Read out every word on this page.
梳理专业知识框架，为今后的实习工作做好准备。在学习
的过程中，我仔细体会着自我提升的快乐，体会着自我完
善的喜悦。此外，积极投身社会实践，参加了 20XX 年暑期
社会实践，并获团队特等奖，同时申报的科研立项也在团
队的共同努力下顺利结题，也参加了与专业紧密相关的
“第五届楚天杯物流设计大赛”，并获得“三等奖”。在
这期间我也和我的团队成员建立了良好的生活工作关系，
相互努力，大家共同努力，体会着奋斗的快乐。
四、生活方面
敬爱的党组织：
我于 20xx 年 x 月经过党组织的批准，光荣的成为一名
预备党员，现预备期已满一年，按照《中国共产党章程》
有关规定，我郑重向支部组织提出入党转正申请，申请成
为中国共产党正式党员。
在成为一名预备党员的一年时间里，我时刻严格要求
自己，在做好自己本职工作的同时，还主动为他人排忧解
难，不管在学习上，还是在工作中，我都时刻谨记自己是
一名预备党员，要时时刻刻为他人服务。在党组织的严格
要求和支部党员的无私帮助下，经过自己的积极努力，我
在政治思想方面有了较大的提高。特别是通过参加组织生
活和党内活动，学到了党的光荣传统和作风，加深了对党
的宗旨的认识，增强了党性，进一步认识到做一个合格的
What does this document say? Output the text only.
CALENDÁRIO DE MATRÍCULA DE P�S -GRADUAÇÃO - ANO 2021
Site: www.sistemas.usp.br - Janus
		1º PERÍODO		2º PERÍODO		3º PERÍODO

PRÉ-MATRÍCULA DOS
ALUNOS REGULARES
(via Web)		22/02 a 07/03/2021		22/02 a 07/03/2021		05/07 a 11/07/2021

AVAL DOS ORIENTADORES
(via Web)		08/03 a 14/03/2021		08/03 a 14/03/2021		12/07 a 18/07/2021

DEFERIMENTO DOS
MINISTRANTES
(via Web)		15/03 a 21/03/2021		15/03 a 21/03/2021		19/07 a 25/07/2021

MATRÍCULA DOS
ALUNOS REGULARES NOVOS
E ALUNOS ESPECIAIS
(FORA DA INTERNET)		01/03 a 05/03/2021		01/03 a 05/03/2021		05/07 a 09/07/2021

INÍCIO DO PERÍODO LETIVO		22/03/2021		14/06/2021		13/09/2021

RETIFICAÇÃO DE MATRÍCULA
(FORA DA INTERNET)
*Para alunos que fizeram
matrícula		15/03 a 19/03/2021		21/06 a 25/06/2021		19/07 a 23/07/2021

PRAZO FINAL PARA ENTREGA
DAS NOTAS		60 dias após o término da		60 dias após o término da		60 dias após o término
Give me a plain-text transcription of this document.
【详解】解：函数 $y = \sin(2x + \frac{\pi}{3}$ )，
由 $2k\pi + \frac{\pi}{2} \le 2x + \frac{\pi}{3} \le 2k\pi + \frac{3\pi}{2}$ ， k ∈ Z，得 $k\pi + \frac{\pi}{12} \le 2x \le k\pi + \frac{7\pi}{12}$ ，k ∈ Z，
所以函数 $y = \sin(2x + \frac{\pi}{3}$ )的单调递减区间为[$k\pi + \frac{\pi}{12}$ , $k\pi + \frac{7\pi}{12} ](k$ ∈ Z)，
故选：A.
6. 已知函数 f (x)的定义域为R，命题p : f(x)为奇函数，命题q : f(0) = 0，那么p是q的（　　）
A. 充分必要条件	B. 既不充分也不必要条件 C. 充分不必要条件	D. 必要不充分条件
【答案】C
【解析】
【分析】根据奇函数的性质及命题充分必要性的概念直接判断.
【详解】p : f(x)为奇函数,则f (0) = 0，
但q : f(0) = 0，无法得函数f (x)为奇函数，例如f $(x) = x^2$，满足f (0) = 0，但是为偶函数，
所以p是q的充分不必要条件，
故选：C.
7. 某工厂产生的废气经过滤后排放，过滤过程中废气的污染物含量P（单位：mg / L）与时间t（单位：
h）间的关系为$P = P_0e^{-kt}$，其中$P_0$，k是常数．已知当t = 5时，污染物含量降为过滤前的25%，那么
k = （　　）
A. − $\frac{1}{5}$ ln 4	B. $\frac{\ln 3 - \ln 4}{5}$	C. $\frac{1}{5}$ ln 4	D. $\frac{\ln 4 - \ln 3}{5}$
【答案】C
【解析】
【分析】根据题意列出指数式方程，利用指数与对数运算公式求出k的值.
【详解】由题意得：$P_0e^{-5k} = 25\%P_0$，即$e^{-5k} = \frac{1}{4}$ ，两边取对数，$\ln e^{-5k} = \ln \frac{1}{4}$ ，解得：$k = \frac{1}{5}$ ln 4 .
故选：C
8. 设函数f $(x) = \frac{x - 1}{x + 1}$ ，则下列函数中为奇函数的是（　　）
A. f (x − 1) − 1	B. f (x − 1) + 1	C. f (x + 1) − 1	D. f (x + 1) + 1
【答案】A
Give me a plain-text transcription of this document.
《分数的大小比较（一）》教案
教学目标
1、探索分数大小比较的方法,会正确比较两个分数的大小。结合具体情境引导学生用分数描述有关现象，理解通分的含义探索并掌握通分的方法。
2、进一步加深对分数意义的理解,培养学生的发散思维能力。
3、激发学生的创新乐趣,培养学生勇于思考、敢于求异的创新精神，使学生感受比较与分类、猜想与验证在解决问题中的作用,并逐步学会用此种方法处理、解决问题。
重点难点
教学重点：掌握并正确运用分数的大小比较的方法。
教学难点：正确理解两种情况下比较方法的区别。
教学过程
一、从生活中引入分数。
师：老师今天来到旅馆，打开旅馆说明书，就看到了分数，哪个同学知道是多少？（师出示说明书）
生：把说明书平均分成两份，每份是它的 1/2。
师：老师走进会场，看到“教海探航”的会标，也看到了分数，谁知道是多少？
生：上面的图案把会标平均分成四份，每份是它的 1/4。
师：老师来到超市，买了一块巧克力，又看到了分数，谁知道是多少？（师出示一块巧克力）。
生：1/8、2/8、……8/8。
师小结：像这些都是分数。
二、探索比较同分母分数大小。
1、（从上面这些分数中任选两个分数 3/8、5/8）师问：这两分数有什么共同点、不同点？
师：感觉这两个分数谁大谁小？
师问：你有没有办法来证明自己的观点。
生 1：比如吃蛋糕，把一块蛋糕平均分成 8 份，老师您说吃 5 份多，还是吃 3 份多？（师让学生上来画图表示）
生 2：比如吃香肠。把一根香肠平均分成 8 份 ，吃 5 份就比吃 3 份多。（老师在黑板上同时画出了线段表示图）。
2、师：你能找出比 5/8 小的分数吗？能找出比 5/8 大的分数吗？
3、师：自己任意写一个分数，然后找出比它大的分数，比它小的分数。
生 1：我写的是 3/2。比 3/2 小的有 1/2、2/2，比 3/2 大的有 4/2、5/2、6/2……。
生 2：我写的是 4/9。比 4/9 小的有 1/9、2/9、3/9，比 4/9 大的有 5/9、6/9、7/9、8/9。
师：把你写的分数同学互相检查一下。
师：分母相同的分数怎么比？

- - -

» Stated problem
Print the material once more, exactly.

» Answer to the task
Read out every word on this page.
梳理专业知识框架，为今后的实习工作做好准备。在学习
的过程中，我仔细体会着自我提升的快乐，体会着自我完
善的喜悦。此外，积极投身社会实践，参加了 20XX 年暑期
社会实践，并获团队特等奖，同时申报的科研立项也在团
队的共同努力下顺利结题，也参加了与专业紧密相关的
“第五届楚天杯物流设计大赛”，并获得“三等奖”。在
这期间我也和我的团队成员建立了良好的生活工作关系，
相互努力，大家共同努力，体会着奋斗的快乐。
四、生活方面
敬爱的党组织：
我于 20xx 年 x 月经过党组织的批准，光荣的成为一名
预备党员，现预备期已满一年，按照《中国共产党章程》
有关规定，我郑重向支部组织提出入党转正申请，申请成
为中国共产党正式党员。
在成为一名预备党员的一年时间里，我时刻严格要求
自己，在做好自己本职工作的同时，还主动为他人排忧解
难，不管在学习上，还是在工作中，我都时刻谨记自己是
一名预备党员，要时时刻刻为他人服务。在党组织的严格
要求和支部党员的无私帮助下，经过自己的积极努力，我
在政治思想方面有了较大的提高。特别是通过参加组织生
活和党内活动，学到了党的光荣传统和作风，加深了对党
的宗旨的认识，增强了党性，进一步认识到做一个合格的
What does this document say? Output the text only.
CALENDÁRIO DE MATRÍCULA DE P�S -GRADUAÇÃO - ANO 2021
Site: www.sistemas.usp.br - Janus
		1º PERÍODO		2º PERÍODO		3º PERÍODO

PRÉ-MATRÍCULA DOS
ALUNOS REGULARES
(via Web)		22/02 a 07/03/2021		22/02 a 07/03/2021		05/07 a 11/07/2021

AVAL DOS ORIENTADORES
(via Web)		08/03 a 14/03/2021		08/03 a 14/03/2021		12/07 a 18/07/2021

DEFERIMENTO DOS
MINISTRANTES
(via Web)		15/03 a 21/03/2021		15/03 a 21/03/2021		19/07 a 25/07/2021

MATRÍCULA DOS
ALUNOS REGULARES NOVOS
E ALUNOS ESPECIAIS
(FORA DA INTERNET)		01/03 a 05/03/2021		01/03 a 05/03/2021		05/07 a 09/07/2021

INÍCIO DO PERÍODO LETIVO		22/03/2021		14/06/2021		13/09/2021

RETIFICAÇÃO DE MATRÍCULA
(FORA DA INTERNET)
*Para alunos que fizeram
matrícula		15/03 a 19/03/2021		21/06 a 25/06/2021		19/07 a 23/07/2021

PRAZO FINAL PARA ENTREGA
DAS NOTAS		60 dias após o término da		60 dias após o término da		60 dias após o término
Give me a plain-text transcription of this document.
【详解】解：函数 $y = \sin(2x + \frac{\pi}{3}$ )，
由 $2k\pi + \frac{\pi}{2} \le 2x + \frac{\pi}{3} \le 2k\pi + \frac{3\pi}{2}$ ， k ∈ Z，得 $k\pi + \frac{\pi}{12} \le 2x \le k\pi + \frac{7\pi}{12}$ ，k ∈ Z，
所以函数 $y = \sin(2x + \frac{\pi}{3}$ )的单调递减区间为[$k\pi + \frac{\pi}{12}$ , $k\pi + \frac{7\pi}{12} ](k$ ∈ Z)，
故选：A.
6. 已知函数 f (x)的定义域为R，命题p : f(x)为奇函数，命题q : f(0) = 0，那么p是q的（　　）
A. 充分必要条件	B. 既不充分也不必要条件 C. 充分不必要条件	D. 必要不充分条件
【答案】C
【解析】
【分析】根据奇函数的性质及命题充分必要性的概念直接判断.
【详解】p : f(x)为奇函数,则f (0) = 0，
但q : f(0) = 0，无法得函数f (x)为奇函数，例如f $(x) = x^2$，满足f (0) = 0，但是为偶函数，
所以p是q的充分不必要条件，
故选：C.
7. 某工厂产生的废气经过滤后排放，过滤过程中废气的污染物含量P（单位：mg / L）与时间t（单位：
h）间的关系为$P = P_0e^{-kt}$，其中$P_0$，k是常数．已知当t = 5时，污染物含量降为过滤前的25%，那么
k = （　　）
A. − $\frac{1}{5}$ ln 4	B. $\frac{\ln 3 - \ln 4}{5}$	C. $\frac{1}{5}$ ln 4	D. $\frac{\ln 4 - \ln 3}{5}$
【答案】C
【解析】
【分析】根据题意列出指数式方程，利用指数与对数运算公式求出k的值.
【详解】由题意得：$P_0e^{-5k} = 25\%P_0$，即$e^{-5k} = \frac{1}{4}$ ，两边取对数，$\ln e^{-5k} = \ln \frac{1}{4}$ ，解得：$k = \frac{1}{5}$ ln 4 .
故选：C
8. 设函数f $(x) = \frac{x - 1}{x + 1}$ ，则下列函数中为奇函数的是（　　）
A. f (x − 1) − 1	B. f (x − 1) + 1	C. f (x + 1) − 1	D. f (x + 1) + 1
【答案】A
Give me a plain-text transcription of this document.
《分数的大小比较（一）》教案
教学目标
1、探索分数大小比较的方法,会正确比较两个分数的大小。结合具体情境引导学生用分数描述有关现象，理解通分的含义探索并掌握通分的方法。
2、进一步加深对分数意义的理解,培养学生的发散思维能力。
3、激发学生的创新乐趣,培养学生勇于思考、敢于求异的创新精神，使学生感受比较与分类、猜想与验证在解决问题中的作用,并逐步学会用此种方法处理、解决问题。
重点难点
教学重点：掌握并正确运用分数的大小比较的方法。
教学难点：正确理解两种情况下比较方法的区别。
教学过程
一、从生活中引入分数。
师：老师今天来到旅馆，打开旅馆说明书，就看到了分数，哪个同学知道是多少？（师出示说明书）
生：把说明书平均分成两份，每份是它的 1/2。
师：老师走进会场，看到“教海探航”的会标，也看到了分数，谁知道是多少？
生：上面的图案把会标平均分成四份，每份是它的 1/4。
师：老师来到超市，买了一块巧克力，又看到了分数，谁知道是多少？（师出示一块巧克力）。
生：1/8、2/8、……8/8。
师小结：像这些都是分数。
二、探索比较同分母分数大小。
1、（从上面这些分数中任选两个分数 3/8、5/8）师问：这两分数有什么共同点、不同点？
师：感觉这两个分数谁大谁小？
师问：你有没有办法来证明自己的观点。
生 1：比如吃蛋糕，把一块蛋糕平均分成 8 份，老师您说吃 5 份多，还是吃 3 份多？（师让学生上来画图表示）
生 2：比如吃香肠。把一根香肠平均分成 8 份 ，吃 5 份就比吃 3 份多。（老师在黑板上同时画出了线段表示图）。
2、师：你能找出比 5/8 小的分数吗？能找出比 5/8 大的分数吗？
3、师：自己任意写一个分数，然后找出比它大的分数，比它小的分数。
生 1：我写的是 3/2。比 3/2 小的有 1/2、2/2，比 3/2 大的有 4/2、5/2、6/2……。
生 2：我写的是 4/9。比 4/9 小的有 1/9、2/9、3/9，比 4/9 大的有 5/9、6/9、7/9、8/9。
师：把你写的分数同学互相检查一下。
师：分母相同的分数怎么比？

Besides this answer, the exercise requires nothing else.